Pedro Diego Gil López
La soledad empieza en la
piedra, en su áspera dureza, soporte donde todo se apoya, y desde su naturaleza
se expande en las ondas que provoca la caída de una simple gota de agua,
surgida del vapor condensado en la frialdad de la noche de los tiempos, y que va
calando hasta la profundidad de la tierra.
Estoy en otro de estos
lugares desiertos que recorro tan a menudo yo solo, esos que me recorren a mí
también por dentro, que penetran por mis ojos y se sumergen en mí mismo.
Mientras, a la vez, el polvo y el polen que segrega este entorno se pegan a mi
piel, se mezclan con el leve sudor, me embadurnan hasta que una adaptación
mental hace que me convierta en inmune a la soledad. El silencio es extremo,
agradable y sentido.
Andando, paso a danzar sobre los hilos que el Sol dispone
sobre la vegetación, de puntillas casi, eligiendo caminos etéreos. Mi cuerpo
funciona utilizando los sentidos como si acabaran de nacer y no tuvieran
todavía ninguna experiencia, iniciándome en la plenitud de los espacios. Esto
ocurre hasta que encuentro el horizonte, ese maestro que me hace volver a la
realidad, obligándome con un sinfín de propuestas a agotar la capacidad de mi
vista, ahogándola entre sierras agrestes, más allá de un lánguido paisaje enternecido
por estar inhabitado, por ser como un mundo aparte, sujeto en otro clima y bajo
otra clase de atmósfera.
A veces llego hasta crestas cuyas rocas lo hieren
todo, apuntan al cielo, erguidas sobre los pliegues de sus pedestales, reflejan
como espejos calcáreos la crudeza del entorno y como piedras mágicas trasmutan
a engendros casi vivos, que se mueven cuando bailan sus perfiles y cuando
marcan el tiempo con sus agujas de sombra sobre en el reloj de la piedra.

PROBLEMA PLANTEADO A:
Responde según el texto:
(i) ¿Dónde empieza la soledad?
(ii) ¿Con qué tres adjetivos se describe el silencio?
(iii) ¿Qué nombre recibe el horizonte, que hace volver a la realidad?
PROBLEMA PLANTEADO B:
Copia del texto todo lo que va desde «Pedro Diego Gil» hasta «agradable y sentido.».
Los ítems no hacen falta para nada.

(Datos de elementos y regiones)
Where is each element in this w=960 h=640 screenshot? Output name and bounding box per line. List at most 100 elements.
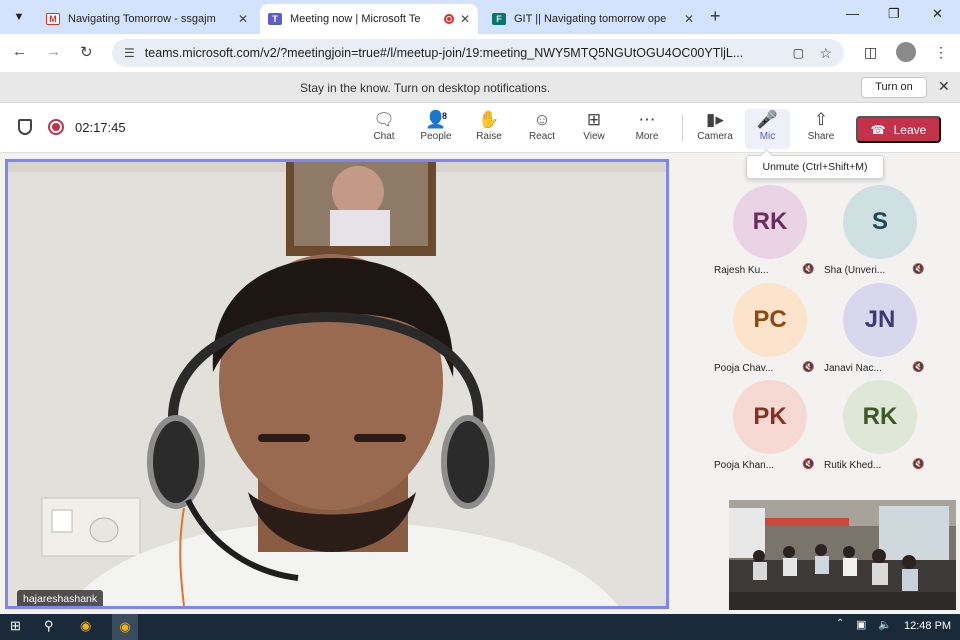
close-window-icon[interactable]: ✕ <box>932 6 943 22</box>
participant-name: Janavi Nac... <box>824 363 882 374</box>
phone-hangup-icon: ☎ <box>870 122 886 137</box>
browser-toolbar: ← → ↻ ☰ teams.microsoft.com/v2/?meetingj… <box>0 34 960 72</box>
participant-tile[interactable]: JN Janavi Nac... 🔇 <box>824 283 928 379</box>
teams-icon: T <box>268 13 282 25</box>
toolbar-divider <box>682 115 683 141</box>
volume-icon[interactable]: 🔈 <box>878 618 892 631</box>
react-button[interactable]: ☺ React <box>518 109 566 149</box>
notification-bar: Stay in the know. Turn on desktop notifi… <box>0 72 960 103</box>
classroom-video-feed <box>729 500 956 610</box>
mic-muted-icon: 🔇 <box>802 362 815 373</box>
control-label: Mic <box>759 131 776 142</box>
view-icon: ⊞ <box>586 110 602 129</box>
mic-muted-icon: 🔇 <box>802 459 815 470</box>
address-bar[interactable]: ☰ teams.microsoft.com/v2/?meetingjoin=tr… <box>112 39 844 67</box>
close-tab-icon[interactable]: ✕ <box>238 12 248 26</box>
shield-icon[interactable] <box>18 119 32 135</box>
browser-tab-strip: ▼ M Navigating Tomorrow - ssgajm ✕ T Mee… <box>0 0 960 34</box>
camera-in-use-icon[interactable]: ▢ <box>793 46 804 60</box>
tab-search-dropdown-icon[interactable]: ▼ <box>8 7 30 27</box>
react-icon: ☺ <box>533 110 551 129</box>
site-info-icon[interactable]: ☰ <box>124 46 135 60</box>
participant-name: Rajesh Ku... <box>714 265 769 276</box>
chat-button[interactable]: 🗨 Chat <box>360 109 408 149</box>
system-clock[interactable]: 12:48 PM <box>904 620 951 632</box>
mic-muted-icon: 🔇 <box>912 459 925 470</box>
mic-muted-icon: 🔇 <box>912 264 925 275</box>
profile-avatar[interactable] <box>896 42 916 62</box>
leave-label: Leave <box>893 122 927 137</box>
participant-name: Rutik Khed... <box>824 460 882 471</box>
participant-video-feed <box>8 162 666 606</box>
close-tab-icon[interactable]: ✕ <box>684 12 694 26</box>
people-button[interactable]: 👤 8 People <box>412 109 460 149</box>
people-count: 8 <box>442 111 448 121</box>
gmail-icon: M <box>46 13 60 25</box>
control-label: Chat <box>373 131 395 142</box>
mic-muted-icon: 🔇 <box>802 264 815 275</box>
view-button[interactable]: ⊞ View <box>570 109 618 149</box>
notification-message: Stay in the know. Turn on desktop notifi… <box>300 81 551 95</box>
mic-button[interactable]: 🎤 Mic <box>745 109 790 149</box>
restore-icon[interactable]: ❐ <box>888 6 900 22</box>
tray-chevron-icon[interactable]: ⌃ <box>836 618 844 629</box>
camera-button[interactable]: ▮▸ Camera <box>691 109 739 149</box>
turn-on-notifications-button[interactable]: Turn on <box>861 77 927 98</box>
windows-taskbar: ⊞ ⚲ ◉ ◉ ⌃ ▣ 🔈 12:48 PM <box>0 614 960 640</box>
participant-tile[interactable]: S Sha (Unveri... 🔇 <box>824 185 928 281</box>
meeting-controls-bar: 02:17:45 🗨 Chat 👤 8 People ✋ Raise ☺ Rea… <box>0 103 960 153</box>
participant-name: Pooja Chav... <box>714 363 774 374</box>
participant-tile[interactable]: RK Rajesh Ku... 🔇 <box>714 185 818 281</box>
control-label: People <box>420 131 452 142</box>
search-icon[interactable]: ⚲ <box>44 618 54 634</box>
avatar: S <box>843 185 917 259</box>
side-panel-icon[interactable]: ◫ <box>864 44 877 61</box>
video-participant-name: hajareshashank <box>17 590 104 606</box>
tab-forms[interactable]: F GIT || Navigating tomorrow ope ✕ <box>484 4 702 34</box>
participant-name: Sha (Unveri... <box>824 265 886 276</box>
back-icon[interactable]: ← <box>12 43 27 60</box>
avatar: RK <box>843 380 917 454</box>
mic-tooltip: Unmute (Ctrl+Shift+M) <box>746 155 884 179</box>
share-icon: ⇧ <box>813 110 829 129</box>
avatar: PC <box>733 283 807 357</box>
browser-menu-icon[interactable]: ⋮ <box>934 44 948 61</box>
control-label: Share <box>807 131 835 142</box>
people-icon: 👤 <box>425 110 447 129</box>
windows-start-icon[interactable]: ⊞ <box>10 618 21 634</box>
url-text[interactable]: teams.microsoft.com/v2/?meetingjoin=true… <box>145 46 785 60</box>
self-video-preview[interactable] <box>729 500 956 610</box>
participant-tile[interactable]: RK Rutik Khed... 🔇 <box>824 380 928 476</box>
close-notification-icon[interactable]: ✕ <box>938 78 950 95</box>
more-icon: ⋯ <box>638 110 656 129</box>
share-button[interactable]: ⇧ Share <box>797 109 845 149</box>
mic-off-icon: 🎤 <box>756 110 779 129</box>
participant-tile[interactable]: PC Pooja Chav... 🔇 <box>714 283 818 379</box>
control-label: React <box>528 131 556 142</box>
raise-hand-button[interactable]: ✋ Raise <box>465 109 513 149</box>
control-label: Raise <box>476 131 502 142</box>
tab-teams-meeting[interactable]: T Meeting now | Microsoft Te ✕ <box>260 4 478 34</box>
forward-icon[interactable]: → <box>46 43 61 60</box>
main-video-tile[interactable]: hajareshashank <box>5 159 669 609</box>
camera-icon: ▮▸ <box>706 110 724 129</box>
participant-tile[interactable]: PK Pooja Khan... 🔇 <box>714 380 818 476</box>
bookmark-star-icon[interactable]: ☆ <box>819 45 832 62</box>
recording-indicator-icon <box>443 14 454 24</box>
control-label: Camera <box>697 131 733 142</box>
avatar: RK <box>733 185 807 259</box>
chrome-icon[interactable]: ◉ <box>80 618 91 634</box>
tab-title: Meeting now | Microsoft Te <box>290 13 421 25</box>
more-button[interactable]: ⋯ More <box>623 109 671 149</box>
tab-gmail[interactable]: M Navigating Tomorrow - ssgajm ✕ <box>38 4 256 34</box>
control-label: More <box>635 131 659 142</box>
mic-muted-icon: 🔇 <box>912 362 925 373</box>
chrome-active-icon[interactable]: ◉ <box>112 614 138 640</box>
network-icon[interactable]: ▣ <box>856 618 866 631</box>
reload-icon[interactable]: ↻ <box>80 43 93 61</box>
participant-name: Pooja Khan... <box>714 460 775 471</box>
leave-button[interactable]: ☎ Leave <box>856 116 941 143</box>
new-tab-icon[interactable]: + <box>710 6 721 27</box>
minimize-icon[interactable]: — <box>846 6 859 21</box>
close-tab-icon[interactable]: ✕ <box>460 12 470 26</box>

RESULTADO DEL EJERCICIO A:
(i) En la piedra.
(ii) Extremo, agradable y sentido.
(iii) Maestro.

RESULTADO DEL EJERCICIO B:
Pedro Diego Gil López
La soledad empieza en la
piedra, en su áspera dureza, soporte donde todo se apoya, y desde su naturaleza
se expande en las ondas que provoca la caída de una simple gota de agua,
surgida del vapor condensado en la frialdad de la noche de los tiempos, y que va
calando hasta la profundidad de la tierra.
Estoy en otro de estos
lugares desiertos que recorro tan a menudo yo solo, esos que me recorren a mí
también por dentro, que penetran por mis ojos y se sumergen en mí mismo.
Mientras, a la vez, el polvo y el polen que segrega este entorno se pegan a mi
piel, se mezclan con el leve sudor, me embadurnan hasta que una adaptación
mental hace que me convierta en inmune a la soledad. El silencio es extremo,
agradable y sentido.